◆ YOUR GOAL ◆
Lift every line from the entries that includes the word "evening".

Some records
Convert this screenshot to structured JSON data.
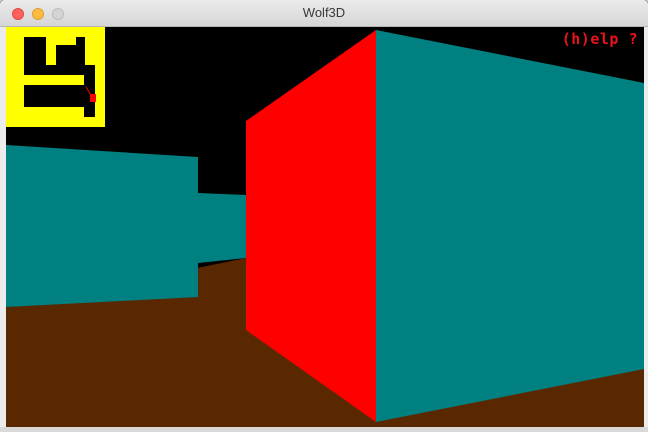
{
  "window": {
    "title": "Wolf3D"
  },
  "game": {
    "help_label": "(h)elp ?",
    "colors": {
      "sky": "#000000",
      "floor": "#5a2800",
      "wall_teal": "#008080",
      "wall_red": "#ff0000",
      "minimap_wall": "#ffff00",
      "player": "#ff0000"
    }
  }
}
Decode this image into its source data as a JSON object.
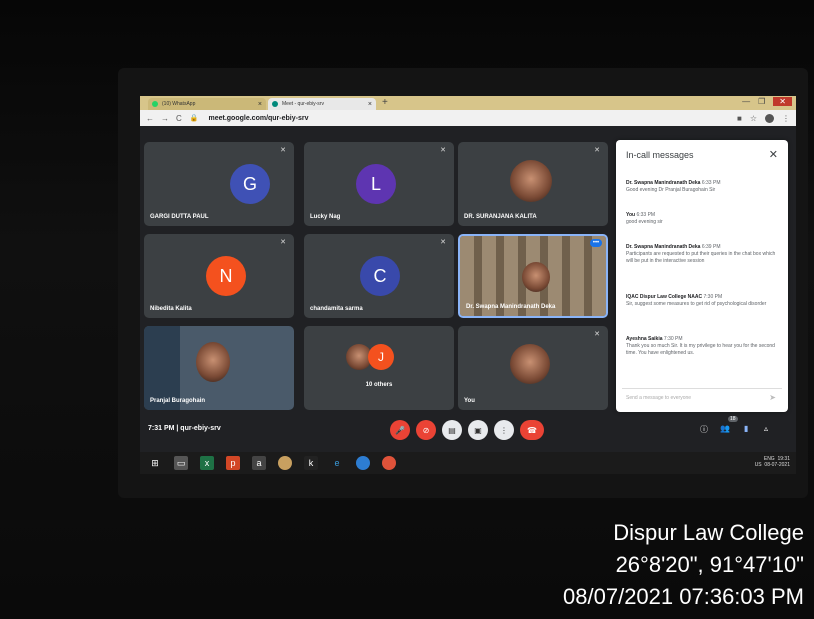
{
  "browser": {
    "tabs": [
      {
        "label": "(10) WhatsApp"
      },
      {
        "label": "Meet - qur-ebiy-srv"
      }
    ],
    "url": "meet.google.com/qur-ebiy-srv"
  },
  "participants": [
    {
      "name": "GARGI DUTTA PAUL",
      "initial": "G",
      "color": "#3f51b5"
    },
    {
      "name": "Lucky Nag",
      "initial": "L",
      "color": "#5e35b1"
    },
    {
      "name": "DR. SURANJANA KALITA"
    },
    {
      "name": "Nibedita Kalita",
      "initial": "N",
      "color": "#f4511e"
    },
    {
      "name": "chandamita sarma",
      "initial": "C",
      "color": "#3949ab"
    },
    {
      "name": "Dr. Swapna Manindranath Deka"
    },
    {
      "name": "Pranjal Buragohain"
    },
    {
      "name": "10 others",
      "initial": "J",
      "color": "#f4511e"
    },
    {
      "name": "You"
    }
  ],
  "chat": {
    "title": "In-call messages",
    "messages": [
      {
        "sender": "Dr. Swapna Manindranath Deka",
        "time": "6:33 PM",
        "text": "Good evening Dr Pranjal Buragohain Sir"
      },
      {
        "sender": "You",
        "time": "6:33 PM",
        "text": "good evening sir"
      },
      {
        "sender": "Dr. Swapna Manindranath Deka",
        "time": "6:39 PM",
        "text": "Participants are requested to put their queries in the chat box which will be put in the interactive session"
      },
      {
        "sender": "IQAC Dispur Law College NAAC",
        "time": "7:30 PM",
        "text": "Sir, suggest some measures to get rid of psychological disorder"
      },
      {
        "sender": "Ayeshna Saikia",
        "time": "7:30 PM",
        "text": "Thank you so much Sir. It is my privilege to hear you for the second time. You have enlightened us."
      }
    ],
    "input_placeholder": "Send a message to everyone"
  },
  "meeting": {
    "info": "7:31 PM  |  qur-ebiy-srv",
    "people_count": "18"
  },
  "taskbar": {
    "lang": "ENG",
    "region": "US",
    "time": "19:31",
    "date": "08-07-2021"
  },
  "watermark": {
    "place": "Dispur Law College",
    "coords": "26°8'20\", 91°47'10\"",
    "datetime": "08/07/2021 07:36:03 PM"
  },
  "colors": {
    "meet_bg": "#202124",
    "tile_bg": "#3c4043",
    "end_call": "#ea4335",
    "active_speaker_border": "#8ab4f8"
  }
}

==

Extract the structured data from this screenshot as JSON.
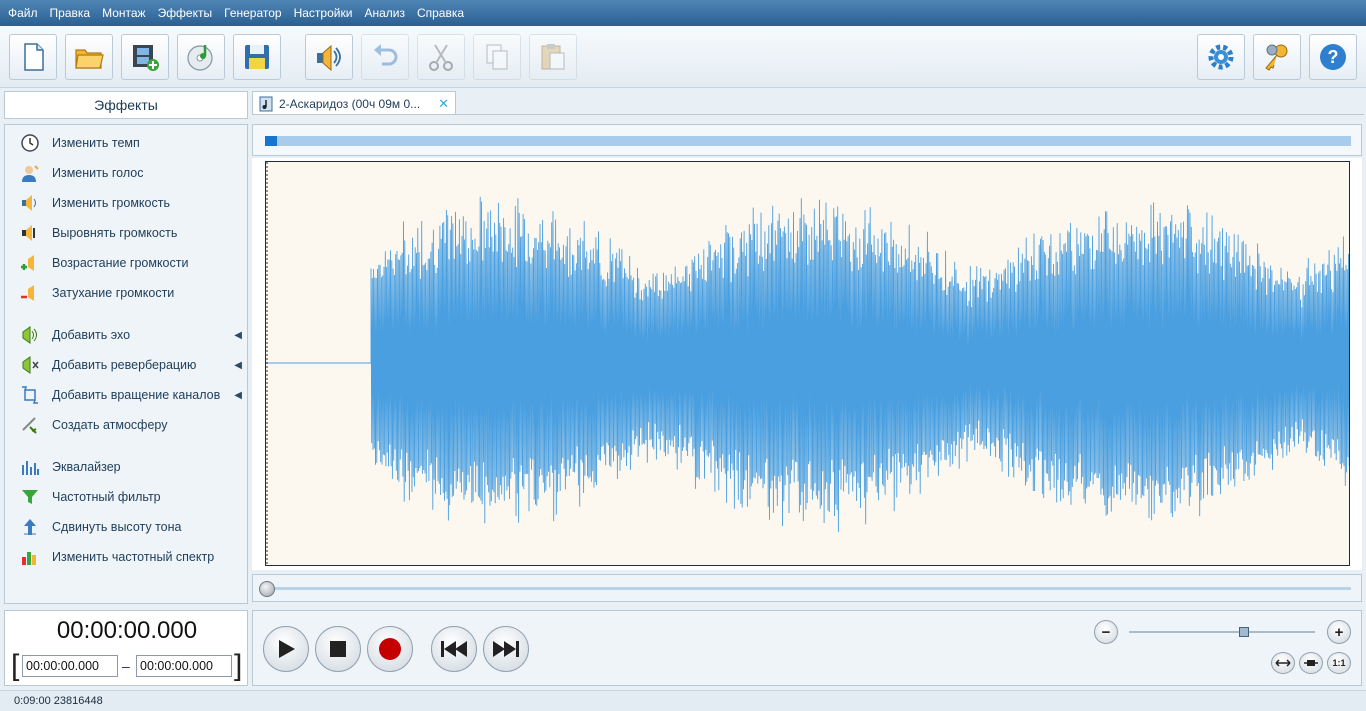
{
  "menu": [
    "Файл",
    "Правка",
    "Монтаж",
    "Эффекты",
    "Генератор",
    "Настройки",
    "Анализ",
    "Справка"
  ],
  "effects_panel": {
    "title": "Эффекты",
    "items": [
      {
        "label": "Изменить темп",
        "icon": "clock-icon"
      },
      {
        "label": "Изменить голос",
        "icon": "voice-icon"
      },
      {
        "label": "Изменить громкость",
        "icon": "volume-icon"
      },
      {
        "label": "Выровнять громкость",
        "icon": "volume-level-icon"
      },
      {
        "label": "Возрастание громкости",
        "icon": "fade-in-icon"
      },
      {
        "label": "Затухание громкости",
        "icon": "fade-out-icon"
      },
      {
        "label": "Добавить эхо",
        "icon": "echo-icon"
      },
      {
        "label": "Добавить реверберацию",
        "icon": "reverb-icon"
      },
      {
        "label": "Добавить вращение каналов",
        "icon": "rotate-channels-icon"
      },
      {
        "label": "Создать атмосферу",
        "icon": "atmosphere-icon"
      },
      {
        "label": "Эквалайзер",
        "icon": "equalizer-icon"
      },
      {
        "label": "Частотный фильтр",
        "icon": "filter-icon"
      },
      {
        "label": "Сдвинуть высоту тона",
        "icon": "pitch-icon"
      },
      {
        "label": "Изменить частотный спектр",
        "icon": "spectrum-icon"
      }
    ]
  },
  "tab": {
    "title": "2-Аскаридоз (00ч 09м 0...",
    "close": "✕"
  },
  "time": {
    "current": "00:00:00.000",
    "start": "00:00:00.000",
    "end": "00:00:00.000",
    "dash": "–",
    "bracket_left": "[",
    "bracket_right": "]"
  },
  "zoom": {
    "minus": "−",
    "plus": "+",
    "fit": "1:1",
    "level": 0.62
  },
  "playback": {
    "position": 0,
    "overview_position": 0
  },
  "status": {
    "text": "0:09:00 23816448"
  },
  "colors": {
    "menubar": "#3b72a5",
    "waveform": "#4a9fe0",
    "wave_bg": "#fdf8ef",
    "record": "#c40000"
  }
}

◆ RESULT OF THE EXERCISE ◆
        "text": "Good evening Dr Pranjal Buragohain Sir"
        "text": "good evening sir"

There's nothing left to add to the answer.